Exercise: Output only the count of lines that contain "Investments".

Material for this task:
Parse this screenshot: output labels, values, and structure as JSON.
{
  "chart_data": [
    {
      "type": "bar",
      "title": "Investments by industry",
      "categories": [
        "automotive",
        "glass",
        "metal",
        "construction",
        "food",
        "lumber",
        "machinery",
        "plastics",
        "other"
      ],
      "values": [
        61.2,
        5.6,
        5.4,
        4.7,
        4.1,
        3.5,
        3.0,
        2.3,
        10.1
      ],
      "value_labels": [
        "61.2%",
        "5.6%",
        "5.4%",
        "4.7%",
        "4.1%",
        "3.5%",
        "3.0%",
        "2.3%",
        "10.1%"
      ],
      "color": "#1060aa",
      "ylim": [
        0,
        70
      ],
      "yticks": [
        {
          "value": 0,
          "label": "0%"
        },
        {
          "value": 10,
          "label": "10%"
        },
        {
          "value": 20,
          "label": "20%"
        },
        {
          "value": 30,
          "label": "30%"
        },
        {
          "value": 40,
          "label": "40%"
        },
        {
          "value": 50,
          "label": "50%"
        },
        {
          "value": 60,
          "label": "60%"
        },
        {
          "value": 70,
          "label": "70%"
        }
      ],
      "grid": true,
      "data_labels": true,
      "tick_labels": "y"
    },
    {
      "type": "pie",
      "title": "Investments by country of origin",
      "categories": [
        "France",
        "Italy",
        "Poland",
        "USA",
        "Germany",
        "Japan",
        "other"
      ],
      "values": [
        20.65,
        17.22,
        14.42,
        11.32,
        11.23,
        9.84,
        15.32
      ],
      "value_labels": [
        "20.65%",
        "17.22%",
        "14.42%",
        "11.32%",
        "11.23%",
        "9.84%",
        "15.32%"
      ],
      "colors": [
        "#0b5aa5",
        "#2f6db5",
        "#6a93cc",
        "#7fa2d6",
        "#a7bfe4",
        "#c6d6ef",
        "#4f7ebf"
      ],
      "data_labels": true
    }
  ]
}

Solved problem: 2